[Dataset records]
□ □ □ □ □ □ □

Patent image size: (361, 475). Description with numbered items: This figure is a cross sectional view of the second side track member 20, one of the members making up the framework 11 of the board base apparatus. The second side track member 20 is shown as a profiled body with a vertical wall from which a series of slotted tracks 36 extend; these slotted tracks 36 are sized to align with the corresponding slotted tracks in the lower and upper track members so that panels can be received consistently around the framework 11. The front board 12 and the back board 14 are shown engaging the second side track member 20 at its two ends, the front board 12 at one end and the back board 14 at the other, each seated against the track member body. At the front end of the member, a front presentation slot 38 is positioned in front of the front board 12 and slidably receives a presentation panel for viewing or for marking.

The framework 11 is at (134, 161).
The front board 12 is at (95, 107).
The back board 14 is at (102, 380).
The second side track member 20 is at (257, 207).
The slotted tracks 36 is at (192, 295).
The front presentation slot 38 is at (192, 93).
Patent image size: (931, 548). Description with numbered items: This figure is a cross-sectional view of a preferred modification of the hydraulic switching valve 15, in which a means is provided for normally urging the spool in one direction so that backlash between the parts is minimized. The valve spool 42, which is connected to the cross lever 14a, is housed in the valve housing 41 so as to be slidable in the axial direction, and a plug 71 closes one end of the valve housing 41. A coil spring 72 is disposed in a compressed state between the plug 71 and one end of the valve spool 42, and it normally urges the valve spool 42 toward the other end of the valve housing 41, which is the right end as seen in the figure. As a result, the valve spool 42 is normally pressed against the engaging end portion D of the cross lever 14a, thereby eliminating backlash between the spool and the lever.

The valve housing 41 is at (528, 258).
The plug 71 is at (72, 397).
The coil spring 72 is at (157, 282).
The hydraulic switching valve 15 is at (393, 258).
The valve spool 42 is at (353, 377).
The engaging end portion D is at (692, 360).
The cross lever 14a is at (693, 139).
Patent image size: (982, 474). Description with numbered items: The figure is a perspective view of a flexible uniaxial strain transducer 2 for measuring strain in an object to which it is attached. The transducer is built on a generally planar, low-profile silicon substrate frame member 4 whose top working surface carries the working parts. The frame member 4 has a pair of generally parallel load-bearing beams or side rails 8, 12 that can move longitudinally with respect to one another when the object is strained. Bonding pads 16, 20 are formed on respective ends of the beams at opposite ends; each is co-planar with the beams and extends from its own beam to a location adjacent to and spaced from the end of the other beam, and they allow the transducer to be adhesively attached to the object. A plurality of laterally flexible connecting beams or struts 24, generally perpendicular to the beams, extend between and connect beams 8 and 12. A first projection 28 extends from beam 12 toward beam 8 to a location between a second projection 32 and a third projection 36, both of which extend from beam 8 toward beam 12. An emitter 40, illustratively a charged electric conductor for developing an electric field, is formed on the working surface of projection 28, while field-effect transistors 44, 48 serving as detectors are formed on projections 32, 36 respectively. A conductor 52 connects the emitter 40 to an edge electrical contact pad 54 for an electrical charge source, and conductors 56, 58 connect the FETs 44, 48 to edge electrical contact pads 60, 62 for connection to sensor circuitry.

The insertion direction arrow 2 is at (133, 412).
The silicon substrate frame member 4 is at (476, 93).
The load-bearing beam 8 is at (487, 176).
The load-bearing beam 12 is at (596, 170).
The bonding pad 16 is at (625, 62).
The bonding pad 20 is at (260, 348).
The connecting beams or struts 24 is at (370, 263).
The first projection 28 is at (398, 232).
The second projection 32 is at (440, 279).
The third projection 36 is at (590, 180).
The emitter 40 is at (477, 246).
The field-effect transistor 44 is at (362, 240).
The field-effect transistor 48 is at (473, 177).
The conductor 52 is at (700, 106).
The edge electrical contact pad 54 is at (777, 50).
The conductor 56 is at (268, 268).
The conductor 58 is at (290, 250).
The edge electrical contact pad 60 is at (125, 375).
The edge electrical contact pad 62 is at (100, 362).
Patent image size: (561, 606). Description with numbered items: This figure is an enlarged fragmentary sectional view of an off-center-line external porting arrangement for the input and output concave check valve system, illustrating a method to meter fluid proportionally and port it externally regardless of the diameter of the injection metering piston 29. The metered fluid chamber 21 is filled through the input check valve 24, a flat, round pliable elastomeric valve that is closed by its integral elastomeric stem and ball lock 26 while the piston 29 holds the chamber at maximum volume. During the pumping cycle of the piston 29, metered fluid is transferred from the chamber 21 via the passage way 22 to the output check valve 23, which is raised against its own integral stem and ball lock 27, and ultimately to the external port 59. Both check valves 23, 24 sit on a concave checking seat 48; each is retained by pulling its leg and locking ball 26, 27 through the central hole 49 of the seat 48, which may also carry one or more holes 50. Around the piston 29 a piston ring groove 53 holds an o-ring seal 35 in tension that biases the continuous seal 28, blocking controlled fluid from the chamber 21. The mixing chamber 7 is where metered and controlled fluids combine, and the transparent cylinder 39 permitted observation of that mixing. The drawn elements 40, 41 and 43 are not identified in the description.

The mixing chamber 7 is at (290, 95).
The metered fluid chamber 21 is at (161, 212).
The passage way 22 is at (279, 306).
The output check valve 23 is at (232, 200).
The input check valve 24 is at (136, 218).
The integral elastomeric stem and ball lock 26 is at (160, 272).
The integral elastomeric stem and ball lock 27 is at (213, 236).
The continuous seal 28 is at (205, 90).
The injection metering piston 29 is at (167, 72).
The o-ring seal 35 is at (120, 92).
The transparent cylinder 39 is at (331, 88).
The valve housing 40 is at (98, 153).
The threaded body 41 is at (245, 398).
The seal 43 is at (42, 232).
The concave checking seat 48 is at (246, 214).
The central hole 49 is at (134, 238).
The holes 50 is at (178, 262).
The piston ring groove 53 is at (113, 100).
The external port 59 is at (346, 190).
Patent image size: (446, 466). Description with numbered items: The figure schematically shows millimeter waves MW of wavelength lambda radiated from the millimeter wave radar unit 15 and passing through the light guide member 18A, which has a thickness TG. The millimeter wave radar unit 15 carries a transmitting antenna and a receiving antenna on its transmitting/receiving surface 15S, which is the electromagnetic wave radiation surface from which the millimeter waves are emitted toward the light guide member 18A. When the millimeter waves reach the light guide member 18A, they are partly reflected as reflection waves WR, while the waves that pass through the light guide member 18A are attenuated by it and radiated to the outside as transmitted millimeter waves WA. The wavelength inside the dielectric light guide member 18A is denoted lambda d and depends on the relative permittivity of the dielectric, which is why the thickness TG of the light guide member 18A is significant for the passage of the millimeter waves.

□ □ □ □ □ □ □

Instruction: Write out every line of the listing above verbatim, from the first line to the last.

Exercise answer:
Patent image size: (361, 475). Description with numbered items: This figure is a cross sectional view of the second side track member 20, one of the members making up the framework 11 of the board base apparatus. The second side track member 20 is shown as a profiled body with a vertical wall from which a series of slotted tracks 36 extend; these slotted tracks 36 are sized to align with the corresponding slotted tracks in the lower and upper track members so that panels can be received consistently around the framework 11. The front board 12 and the back board 14 are shown engaging the second side track member 20 at its two ends, the front board 12 at one end and the back board 14 at the other, each seated against the track member body. At the front end of the member, a front presentation slot 38 is positioned in front of the front board 12 and slidably receives a presentation panel for viewing or for marking.

The framework 11 is at (134, 161).
The front board 12 is at (95, 107).
The back board 14 is at (102, 380).
The second side track member 20 is at (257, 207).
The slotted tracks 36 is at (192, 295).
The front presentation slot 38 is at (192, 93).
Patent image size: (931, 548). Description with numbered items: This figure is a cross-sectional view of a preferred modification of the hydraulic switching valve 15, in which a means is provided for normally urging the spool in one direction so that backlash between the parts is minimized. The valve spool 42, which is connected to the cross lever 14a, is housed in the valve housing 41 so as to be slidable in the axial direction, and a plug 71 closes one end of the valve housing 41. A coil spring 72 is disposed in a compressed state between the plug 71 and one end of the valve spool 42, and it normally urges the valve spool 42 toward the other end of the valve housing 41, which is the right end as seen in the figure. As a result, the valve spool 42 is normally pressed against the engaging end portion D of the cross lever 14a, thereby eliminating backlash between the spool and the lever.

The valve housing 41 is at (528, 258).
The plug 71 is at (72, 397).
The coil spring 72 is at (157, 282).
The hydraulic switching valve 15 is at (393, 258).
The valve spool 42 is at (353, 377).
The engaging end portion D is at (692, 360).
The cross lever 14a is at (693, 139).
Patent image size: (982, 474). Description with numbered items: The figure is a perspective view of a flexible uniaxial strain transducer 2 for measuring strain in an object to which it is attached. The transducer is built on a generally planar, low-profile silicon substrate frame member 4 whose top working surface carries the working parts. The frame member 4 has a pair of generally parallel load-bearing beams or side rails 8, 12 that can move longitudinally with respect to one another when the object is strained. Bonding pads 16, 20 are formed on respective ends of the beams at opposite ends; each is co-planar with the beams and extends from its own beam to a location adjacent to and spaced from the end of the other beam, and they allow the transducer to be adhesively attached to the object. A plurality of laterally flexible connecting beams or struts 24, generally perpendicular to the beams, extend between and connect beams 8 and 12. A first projection 28 extends from beam 12 toward beam 8 to a location between a second projection 32 and a third projection 36, both of which extend from beam 8 toward beam 12. An emitter 40, illustratively a charged electric conductor for developing an electric field, is formed on the working surface of projection 28, while field-effect transistors 44, 48 serving as detectors are formed on projections 32, 36 respectively. A conductor 52 connects the emitter 40 to an edge electrical contact pad 54 for an electrical charge source, and conductors 56, 58 connect the FETs 44, 48 to edge electrical contact pads 60, 62 for connection to sensor circuitry.

The insertion direction arrow 2 is at (133, 412).
The silicon substrate frame member 4 is at (476, 93).
The load-bearing beam 8 is at (487, 176).
The load-bearing beam 12 is at (596, 170).
The bonding pad 16 is at (625, 62).
The bonding pad 20 is at (260, 348).
The connecting beams or struts 24 is at (370, 263).
The first projection 28 is at (398, 232).
The second projection 32 is at (440, 279).
The third projection 36 is at (590, 180).
The emitter 40 is at (477, 246).
The field-effect transistor 44 is at (362, 240).
The field-effect transistor 48 is at (473, 177).
The conductor 52 is at (700, 106).
The edge electrical contact pad 54 is at (777, 50).
The conductor 56 is at (268, 268).
The conductor 58 is at (290, 250).
The edge electrical contact pad 60 is at (125, 375).
The edge electrical contact pad 62 is at (100, 362).
Patent image size: (561, 606). Description with numbered items: This figure is an enlarged fragmentary sectional view of an off-center-line external porting arrangement for the input and output concave check valve system, illustrating a method to meter fluid proportionally and port it externally regardless of the diameter of the injection metering piston 29. The metered fluid chamber 21 is filled through the input check valve 24, a flat, round pliable elastomeric valve that is closed by its integral elastomeric stem and ball lock 26 while the piston 29 holds the chamber at maximum volume. During the pumping cycle of the piston 29, metered fluid is transferred from the chamber 21 via the passage way 22 to the output check valve 23, which is raised against its own integral stem and ball lock 27, and ultimately to the external port 59. Both check valves 23, 24 sit on a concave checking seat 48; each is retained by pulling its leg and locking ball 26, 27 through the central hole 49 of the seat 48, which may also carry one or more holes 50. Around the piston 29 a piston ring groove 53 holds an o-ring seal 35 in tension that biases the continuous seal 28, blocking controlled fluid from the chamber 21. The mixing chamber 7 is where metered and controlled fluids combine, and the transparent cylinder 39 permitted observation of that mixing. The drawn elements 40, 41 and 43 are not identified in the description.

The mixing chamber 7 is at (290, 95).
The metered fluid chamber 21 is at (161, 212).
The passage way 22 is at (279, 306).
The output check valve 23 is at (232, 200).
The input check valve 24 is at (136, 218).
The integral elastomeric stem and ball lock 26 is at (160, 272).
The integral elastomeric stem and ball lock 27 is at (213, 236).
The continuous seal 28 is at (205, 90).
The injection metering piston 29 is at (167, 72).
The o-ring seal 35 is at (120, 92).
The transparent cylinder 39 is at (331, 88).
The valve housing 40 is at (98, 153).
The threaded body 41 is at (245, 398).
The seal 43 is at (42, 232).
The concave checking seat 48 is at (246, 214).
The central hole 49 is at (134, 238).
The holes 50 is at (178, 262).
The piston ring groove 53 is at (113, 100).
The external port 59 is at (346, 190).
Patent image size: (446, 466). Description with numbered items: The figure schematically shows millimeter waves MW of wavelength lambda radiated from the millimeter wave radar unit 15 and passing through the light guide member 18A, which has a thickness TG. The millimeter wave radar unit 15 carries a transmitting antenna and a receiving antenna on its transmitting/receiving surface 15S, which is the electromagnetic wave radiation surface from which the millimeter waves are emitted toward the light guide member 18A. When the millimeter waves reach the light guide member 18A, they are partly reflected as reflection waves WR, while the waves that pass through the light guide member 18A are attenuated by it and radiated to the outside as transmitted millimeter waves WA. The wavelength inside the dielectric light guide member 18A is denoted lambda d and depends on the relative permittivity of the dielectric, which is why the thickness TG of the light guide member 18A is significant for the passage of the millimeter waves.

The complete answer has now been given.